◆ Problem details ◆
Reproduce the records below line for line, unchanged, leaving out the pictures.

◆ Listing ◆
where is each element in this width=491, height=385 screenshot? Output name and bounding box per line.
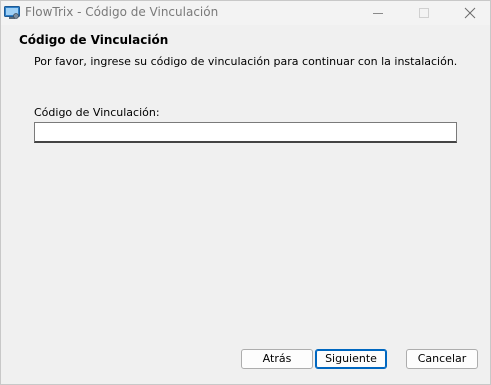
cancel-button[interactable]: Cancelar — [406, 349, 478, 369]
close-button[interactable] — [447, 1, 491, 25]
maximize-icon — [419, 8, 429, 18]
title-bar[interactable]: FlowTrix - Código de Vinculación — [1, 1, 490, 25]
next-button[interactable]: Siguiente — [315, 349, 387, 369]
header-panel: Código de Vinculación Por favor, ingrese… — [1, 25, 490, 77]
code-field-label: Código de Vinculación: — [34, 106, 160, 119]
page-subtitle: Por favor, ingrese su código de vinculac… — [34, 55, 458, 68]
close-icon — [464, 7, 476, 19]
maximize-button[interactable] — [401, 1, 447, 25]
window-title: FlowTrix - Código de Vinculación — [25, 5, 219, 19]
minimize-icon — [373, 13, 383, 14]
back-button[interactable]: Atrás — [241, 349, 313, 369]
installer-app-icon — [4, 5, 20, 19]
minimize-button[interactable] — [355, 1, 401, 25]
linking-code-input[interactable] — [34, 122, 457, 143]
installer-window: FlowTrix - Código de Vinculación Código … — [0, 0, 491, 385]
page-title: Código de Vinculación — [19, 33, 169, 47]
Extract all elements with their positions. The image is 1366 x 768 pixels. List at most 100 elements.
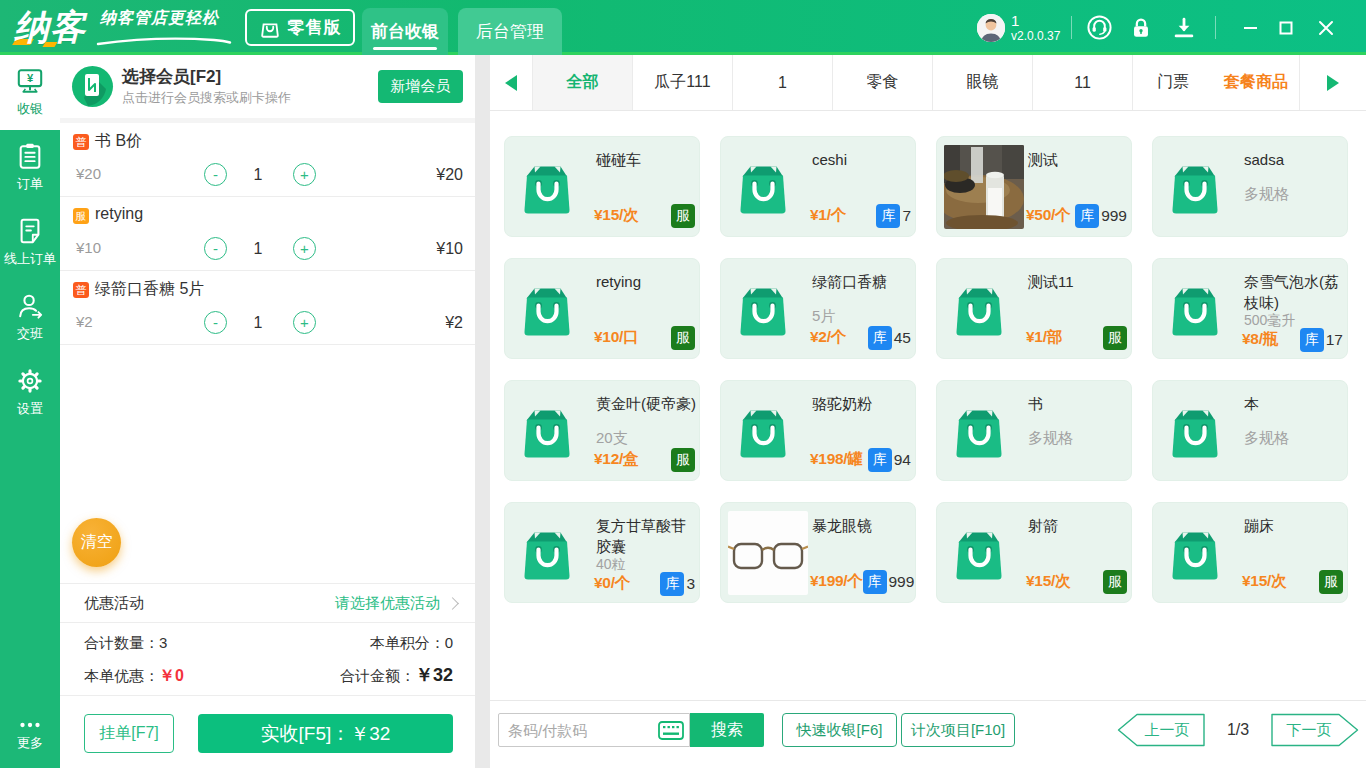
product-type-badge: 库 [868,448,892,472]
product-price: ¥0/个 [594,573,630,594]
cart-item-name: retying [95,205,143,223]
sidebar-item-online-orders[interactable]: 线上订单 [0,205,60,280]
member-card-icon[interactable] [72,66,113,107]
product-card[interactable]: 复方甘草酸苷胶囊 40粒 ¥0/个 库 3 [504,502,700,603]
product-card[interactable]: retying ¥10/口 服 [504,258,700,359]
category-tab-零食[interactable]: 零食 [833,55,933,110]
category-tab-11[interactable]: 11 [1033,55,1133,110]
top-header-bar: 纳客 纳客管店更轻松 零售版 前台收银 后台管理 1 v2.0.0.37 [0,0,1366,55]
product-spec: 5片 [812,307,835,326]
tab-back-management[interactable]: 后台管理 [458,8,562,55]
product-card[interactable]: 测试11 ¥1/部 服 [936,258,1132,359]
product-card[interactable]: 本 多规格 [1152,380,1348,481]
product-stock: 3 [686,575,695,593]
settings-gear-icon [16,367,44,395]
member-select-button[interactable]: 选择会员[F2] 点击进行会员搜索或刷卡操作 [122,66,291,107]
product-type-badge: 库 [1300,328,1324,352]
product-card[interactable]: 碰碰车 ¥15/次 服 [504,136,700,237]
category-tab-门票[interactable]: 门票 [1133,55,1213,110]
category-scroll-right-button[interactable] [1299,55,1366,110]
tab-front-cashier[interactable]: 前台收银 [362,8,448,55]
sidebar-item-cashier-monitor[interactable]: 收银 [0,55,60,130]
keyboard-icon[interactable] [658,721,684,740]
category-tab-眼镜[interactable]: 眼镜 [933,55,1033,110]
product-stock: 45 [894,329,911,347]
count-item-button[interactable]: 计次项目[F10] [901,713,1015,747]
category-tab-套餐商品[interactable]: 套餐商品 [1213,55,1299,110]
product-price: ¥198/罐 [810,449,863,470]
prev-page-button[interactable]: 上一页 [1117,713,1205,747]
maximize-button[interactable] [1269,0,1303,55]
product-name: 骆驼奶粉 [812,393,916,414]
sidebar-item-more[interactable]: 更多 [0,710,60,762]
lock-icon[interactable] [1124,0,1158,55]
arrow-right-icon [1325,74,1341,92]
product-card[interactable]: sadsa 多规格 [1152,136,1348,237]
member-select-row: 选择会员[F2] 点击进行会员搜索或刷卡操作 新增会员 [60,55,475,118]
product-card[interactable]: 书 多规格 [936,380,1132,481]
qty-increase-button[interactable]: + [293,237,316,260]
product-card[interactable]: 骆驼奶粉 ¥198/罐 库 94 [720,380,916,481]
category-tab-全部[interactable]: 全部 [533,55,633,110]
item-type-badge: 普 [73,282,89,298]
category-tab-1[interactable]: 1 [733,55,833,110]
checkout-button[interactable]: 实收[F5]：￥32 [198,714,453,753]
cart-item-unit-price: ¥2 [76,313,93,330]
category-scroll-left-button[interactable] [490,55,533,110]
product-card[interactable]: ceshi ¥1/个 库 7 [720,136,916,237]
product-card[interactable]: 射箭 ¥15/次 服 [936,502,1132,603]
quick-cashier-button[interactable]: 快速收银[F6] [782,713,897,747]
product-type-badge: 库 [660,572,684,596]
product-name: retying [596,271,700,292]
product-name: 奈雪气泡水(荔枝味) [1244,271,1348,313]
hold-order-button[interactable]: 挂单[F7] [84,714,174,753]
user-account[interactable]: 1 v2.0.0.37 [977,0,1060,55]
category-tab-瓜子111[interactable]: 瓜子111 [633,55,733,110]
item-type-badge: 服 [73,208,89,224]
product-price: ¥10/口 [594,327,638,348]
product-stock: 94 [894,451,911,469]
summary-total-value: ￥32 [415,665,453,685]
minimize-button[interactable] [1233,0,1267,55]
logo-tagline: 纳客管店更轻松 [100,8,230,48]
product-card[interactable]: 绿箭口香糖 5片 ¥2/个 库 45 [720,258,916,359]
add-member-button[interactable]: 新增会员 [378,70,463,103]
cart-item-unit-price: ¥20 [76,165,101,182]
qty-increase-button[interactable]: + [293,163,316,186]
cashier-monitor-icon [16,67,44,95]
product-photo-photo-drink [944,145,1024,229]
search-button[interactable]: 搜索 [690,713,764,747]
product-name: sadsa [1244,149,1348,170]
product-card[interactable]: 奈雪气泡水(荔枝味) 500毫升 ¥8/瓶 库 17 [1152,258,1348,359]
cart-item-row[interactable]: 服 retying ¥10 - 1 + ¥10 [60,197,475,271]
promo-row: 优惠活动 请选择优惠活动 [60,583,475,623]
product-card[interactable]: 测试 ¥50/个 库 999 [936,136,1132,237]
cart-item-name: 绿箭口香糖 5片 [95,279,204,300]
close-button[interactable] [1309,0,1343,55]
product-type-badge: 库 [1075,204,1099,228]
shopping-bag-icon [1171,159,1227,217]
product-price: ¥8/瓶 [1242,329,1278,350]
next-page-button[interactable]: 下一页 [1271,713,1359,747]
sidebar-item-orders-clipboard[interactable]: 订单 [0,130,60,205]
cart-item-row[interactable]: 普 书 B价 ¥20 - 1 + ¥20 [60,123,475,197]
product-price: ¥15/次 [1026,571,1070,592]
customer-service-icon[interactable] [1082,0,1116,55]
product-type-badge: 库 [876,204,900,228]
promo-select-link[interactable]: 请选择优惠活动 [335,594,440,613]
qty-increase-button[interactable]: + [293,311,316,334]
cart-item-row[interactable]: 普 绿箭口香糖 5片 ¥2 - 1 + ¥2 [60,271,475,345]
clear-cart-button[interactable]: 清空 [72,518,121,567]
chevron-right-icon [446,597,459,610]
download-icon[interactable] [1167,0,1201,55]
sidebar-item-settings-gear[interactable]: 设置 [0,355,60,430]
product-card[interactable]: 暴龙眼镜 ¥199/个 库 999 [720,502,916,603]
edition-badge-button[interactable]: 零售版 [245,9,355,46]
product-stock: 17 [1326,331,1343,349]
sidebar-item-shift-person[interactable]: 交班 [0,280,60,355]
product-card[interactable]: 黄金叶(硬帝豪) 20支 ¥12/盒 服 [504,380,700,481]
product-card[interactable]: 蹦床 ¥15/次 服 [1152,502,1348,603]
product-name: 蹦床 [1244,515,1348,536]
arrow-left-icon [503,74,519,92]
user-name: 1 [1011,12,1060,29]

◆ Complete response ◆
where is each element in this width=491, height=385 screenshot? Output name and bounding box per line.
cancel-button[interactable]: Cancelar — [406, 349, 478, 369]
close-button[interactable] — [447, 1, 491, 25]
maximize-icon — [419, 8, 429, 18]
title-bar[interactable]: FlowTrix - Código de Vinculación — [1, 1, 490, 25]
next-button[interactable]: Siguiente — [315, 349, 387, 369]
header-panel: Código de Vinculación Por favor, ingrese… — [1, 25, 490, 77]
code-field-label: Código de Vinculación: — [34, 106, 160, 119]
page-subtitle: Por favor, ingrese su código de vinculac… — [34, 55, 458, 68]
close-icon — [464, 7, 476, 19]
maximize-button[interactable] — [401, 1, 447, 25]
window-title: FlowTrix - Código de Vinculación — [25, 5, 219, 19]
minimize-icon — [373, 13, 383, 14]
back-button[interactable]: Atrás — [241, 349, 313, 369]
installer-app-icon — [4, 5, 20, 19]
minimize-button[interactable] — [355, 1, 401, 25]
linking-code-input[interactable] — [34, 122, 457, 143]
installer-window: FlowTrix - Código de Vinculación Código … — [0, 0, 491, 385]
page-title: Código de Vinculación — [19, 33, 169, 47]
Extract all elements with their positions. The image is 1366 x 768 pixels. List at most 100 elements.
product-type-badge: 库 [868,448,892,472]
product-price: ¥0/个 [594,573,630,594]
cart-item-name: retying [95,205,143,223]
sidebar-item-online-orders[interactable]: 线上订单 [0,205,60,280]
member-card-icon[interactable] [72,66,113,107]
product-card[interactable]: 复方甘草酸苷胶囊 40粒 ¥0/个 库 3 [504,502,700,603]
product-card[interactable]: retying ¥10/口 服 [504,258,700,359]
category-tab-零食[interactable]: 零食 [833,55,933,110]
category-tab-11[interactable]: 11 [1033,55,1133,110]
top-header-bar: 纳客 纳客管店更轻松 零售版 前台收银 后台管理 1 v2.0.0.37 [0,0,1366,55]
product-spec: 5片 [812,307,835,326]
tab-back-management[interactable]: 后台管理 [458,8,562,55]
product-card[interactable]: 测试11 ¥1/部 服 [936,258,1132,359]
product-card[interactable]: 本 多规格 [1152,380,1348,481]
product-stock: 3 [686,575,695,593]
settings-gear-icon [16,367,44,395]
member-select-button[interactable]: 选择会员[F2] 点击进行会员搜索或刷卡操作 [122,66,291,107]
product-type-badge: 库 [1300,328,1324,352]
product-card[interactable]: 碰碰车 ¥15/次 服 [504,136,700,237]
category-tab-门票[interactable]: 门票 [1133,55,1213,110]
category-scroll-right-button[interactable] [1299,55,1366,110]
tab-front-cashier[interactable]: 前台收银 [362,8,448,55]
sidebar-item-cashier-monitor[interactable]: 收银 [0,55,60,130]
keyboard-icon[interactable] [658,721,684,740]
category-tab-眼镜[interactable]: 眼镜 [933,55,1033,110]
product-stock: 45 [894,329,911,347]
count-item-button[interactable]: 计次项目[F10] [901,713,1015,747]
category-tab-套餐商品[interactable]: 套餐商品 [1213,55,1299,110]
product-price: ¥198/罐 [810,449,863,470]
prev-page-button[interactable]: 上一页 [1117,713,1205,747]
maximize-button[interactable] [1269,0,1303,55]
product-name: 骆驼奶粉 [812,393,916,414]
sidebar-item-more[interactable]: 更多 [0,710,60,762]
lock-icon[interactable] [1124,0,1158,55]
arrow-right-icon [1325,74,1341,92]
product-card[interactable]: sadsa 多规格 [1152,136,1348,237]
member-select-row: 选择会员[F2] 点击进行会员搜索或刷卡操作 新增会员 [60,55,475,118]
product-card[interactable]: 书 多规格 [936,380,1132,481]
qty-increase-button[interactable]: + [293,237,316,260]
product-card[interactable]: 骆驼奶粉 ¥198/罐 库 94 [720,380,916,481]
category-tab-全部[interactable]: 全部 [533,55,633,110]
item-type-badge: 普 [73,282,89,298]
category-tab-1[interactable]: 1 [733,55,833,110]
checkout-button[interactable]: 实收[F5]：￥32 [198,714,453,753]
cart-item-unit-price: ¥2 [76,313,93,330]
category-scroll-left-button[interactable] [490,55,533,110]
product-card[interactable]: ceshi ¥1/个 库 7 [720,136,916,237]
product-card[interactable]: 射箭 ¥15/次 服 [936,502,1132,603]
quick-cashier-button[interactable]: 快速收银[F6] [782,713,897,747]
product-type-badge: 库 [660,572,684,596]
product-name: retying [596,271,700,292]
product-name: 奈雪气泡水(荔枝味) [1244,271,1348,313]
hold-order-button[interactable]: 挂单[F7] [84,714,174,753]
user-account[interactable]: 1 v2.0.0.37 [977,0,1060,55]
category-tab-瓜子111[interactable]: 瓜子111 [633,55,733,110]
item-type-badge: 服 [73,208,89,224]
product-price: ¥10/口 [594,327,638,348]
product-stock: 94 [894,451,911,469]
summary-total-value: ￥32 [415,665,453,685]
minimize-button[interactable] [1233,0,1267,55]
logo-tagline: 纳客管店更轻松 [100,8,230,48]
product-card[interactable]: 绿箭口香糖 5片 ¥2/个 库 45 [720,258,916,359]
add-member-button[interactable]: 新增会员 [378,70,463,103]
cart-item-unit-price: ¥20 [76,165,101,182]
qty-increase-button[interactable]: + [293,163,316,186]
cashier-monitor-icon [16,67,44,95]
product-photo-photo-drink [944,145,1024,229]
search-button[interactable]: 搜索 [690,713,764,747]
product-name: sadsa [1244,149,1348,170]
product-card[interactable]: 奈雪气泡水(荔枝味) 500毫升 ¥8/瓶 库 17 [1152,258,1348,359]
cart-item-row[interactable]: 服 retying ¥10 - 1 + ¥10 [60,197,475,271]
promo-row: 优惠活动 请选择优惠活动 [60,583,475,623]
product-card[interactable]: 测试 ¥50/个 库 999 [936,136,1132,237]
cart-item-name: 绿箭口香糖 5片 [95,279,204,300]
close-button[interactable] [1309,0,1343,55]
product-type-badge: 库 [1075,204,1099,228]
shopping-bag-icon [1171,159,1227,217]
product-price: ¥8/瓶 [1242,329,1278,350]
next-page-button[interactable]: 下一页 [1271,713,1359,747]
sidebar-item-orders-clipboard[interactable]: 订单 [0,130,60,205]
cart-item-row[interactable]: 普 书 B价 ¥20 - 1 + ¥20 [60,123,475,197]
product-price: ¥15/次 [1026,571,1070,592]
customer-service-icon[interactable] [1082,0,1116,55]
product-type-badge: 库 [876,204,900,228]
promo-select-link[interactable]: 请选择优惠活动 [335,594,440,613]
qty-increase-button[interactable]: + [293,311,316,334]
cart-item-row[interactable]: 普 绿箭口香糖 5片 ¥2 - 1 + ¥2 [60,271,475,345]
clear-cart-button[interactable]: 清空 [72,518,121,567]
chevron-right-icon [446,597,459,610]
download-icon[interactable] [1167,0,1201,55]
sidebar-item-settings-gear[interactable]: 设置 [0,355,60,430]
product-card[interactable]: 暴龙眼镜 ¥199/个 库 999 [720,502,916,603]
edition-badge-button[interactable]: 零售版 [245,9,355,46]
product-stock: 17 [1326,331,1343,349]
sidebar-item-shift-person[interactable]: 交班 [0,280,60,355]
product-card[interactable]: 黄金叶(硬帝豪) 20支 ¥12/盒 服 [504,380,700,481]
product-card[interactable]: 蹦床 ¥15/次 服 [1152,502,1348,603]
product-name: 蹦床 [1244,515,1348,536]
arrow-left-icon [503,74,519,92]
user-name: 1 [1011,12,1060,29]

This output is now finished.